↓↓↓

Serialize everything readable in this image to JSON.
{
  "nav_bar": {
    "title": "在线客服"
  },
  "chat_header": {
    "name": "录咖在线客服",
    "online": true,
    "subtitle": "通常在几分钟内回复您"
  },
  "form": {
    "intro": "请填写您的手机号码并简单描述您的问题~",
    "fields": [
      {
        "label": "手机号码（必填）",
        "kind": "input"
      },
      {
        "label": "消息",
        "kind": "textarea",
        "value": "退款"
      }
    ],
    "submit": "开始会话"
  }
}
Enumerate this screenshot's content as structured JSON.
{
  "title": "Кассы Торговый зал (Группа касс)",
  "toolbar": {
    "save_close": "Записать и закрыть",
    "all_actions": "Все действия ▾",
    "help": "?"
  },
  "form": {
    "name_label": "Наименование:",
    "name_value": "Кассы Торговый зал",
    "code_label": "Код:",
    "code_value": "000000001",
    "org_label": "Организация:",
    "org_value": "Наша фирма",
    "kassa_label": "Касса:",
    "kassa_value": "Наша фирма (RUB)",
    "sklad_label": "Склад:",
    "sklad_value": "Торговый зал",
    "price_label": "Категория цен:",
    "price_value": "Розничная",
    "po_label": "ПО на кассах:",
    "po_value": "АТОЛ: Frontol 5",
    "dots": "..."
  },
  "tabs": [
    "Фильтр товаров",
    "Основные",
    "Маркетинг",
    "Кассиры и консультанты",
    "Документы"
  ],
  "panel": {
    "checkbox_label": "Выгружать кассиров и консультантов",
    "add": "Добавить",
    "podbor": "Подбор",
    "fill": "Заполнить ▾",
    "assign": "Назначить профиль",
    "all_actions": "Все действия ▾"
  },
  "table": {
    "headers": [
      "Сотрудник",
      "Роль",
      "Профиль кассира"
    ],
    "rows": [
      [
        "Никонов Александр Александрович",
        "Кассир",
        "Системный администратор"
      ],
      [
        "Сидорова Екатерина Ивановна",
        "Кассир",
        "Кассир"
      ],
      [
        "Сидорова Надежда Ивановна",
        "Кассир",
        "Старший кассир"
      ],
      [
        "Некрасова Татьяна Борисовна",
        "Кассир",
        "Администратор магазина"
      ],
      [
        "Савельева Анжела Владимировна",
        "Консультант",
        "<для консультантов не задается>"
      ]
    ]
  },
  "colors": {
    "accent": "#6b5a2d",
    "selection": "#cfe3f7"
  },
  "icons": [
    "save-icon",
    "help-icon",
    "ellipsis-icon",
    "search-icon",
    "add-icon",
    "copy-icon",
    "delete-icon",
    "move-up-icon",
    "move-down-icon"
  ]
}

↑↑↑

Please reproduce every line of the material word for word.

Serialize everything readable in this image to JSON.
{
  "nav_bar": {
    "title": "在线客服"
  },
  "chat_header": {
    "name": "录咖在线客服",
    "online": true,
    "subtitle": "通常在几分钟内回复您"
  },
  "form": {
    "intro": "请填写您的手机号码并简单描述您的问题~",
    "fields": [
      {
        "label": "手机号码（必填）",
        "kind": "input"
      },
      {
        "label": "消息",
        "kind": "textarea",
        "value": "退款"
      }
    ],
    "submit": "开始会话"
  }
}
Enumerate this screenshot's content as structured JSON.
{
  "title": "Кассы Торговый зал (Группа касс)",
  "toolbar": {
    "save_close": "Записать и закрыть",
    "all_actions": "Все действия ▾",
    "help": "?"
  },
  "form": {
    "name_label": "Наименование:",
    "name_value": "Кассы Торговый зал",
    "code_label": "Код:",
    "code_value": "000000001",
    "org_label": "Организация:",
    "org_value": "Наша фирма",
    "kassa_label": "Касса:",
    "kassa_value": "Наша фирма (RUB)",
    "sklad_label": "Склад:",
    "sklad_value": "Торговый зал",
    "price_label": "Категория цен:",
    "price_value": "Розничная",
    "po_label": "ПО на кассах:",
    "po_value": "АТОЛ: Frontol 5",
    "dots": "..."
  },
  "tabs": [
    "Фильтр товаров",
    "Основные",
    "Маркетинг",
    "Кассиры и консультанты",
    "Документы"
  ],
  "panel": {
    "checkbox_label": "Выгружать кассиров и консультантов",
    "add": "Добавить",
    "podbor": "Подбор",
    "fill": "Заполнить ▾",
    "assign": "Назначить профиль",
    "all_actions": "Все действия ▾"
  },
  "table": {
    "headers": [
      "Сотрудник",
      "Роль",
      "Профиль кассира"
    ],
    "rows": [
      [
        "Никонов Александр Александрович",
        "Кассир",
        "Системный администратор"
      ],
      [
        "Сидорова Екатерина Ивановна",
        "Кассир",
        "Кассир"
      ],
      [
        "Сидорова Надежда Ивановна",
        "Кассир",
        "Старший кассир"
      ],
      [
        "Некрасова Татьяна Борисовна",
        "Кассир",
        "Администратор магазина"
      ],
      [
        "Савельева Анжела Владимировна",
        "Консультант",
        "<для консультантов не задается>"
      ]
    ]
  },
  "colors": {
    "accent": "#6b5a2d",
    "selection": "#cfe3f7"
  },
  "icons": [
    "save-icon",
    "help-icon",
    "ellipsis-icon",
    "search-icon",
    "add-icon",
    "copy-icon",
    "delete-icon",
    "move-up-icon",
    "move-down-icon"
  ]
}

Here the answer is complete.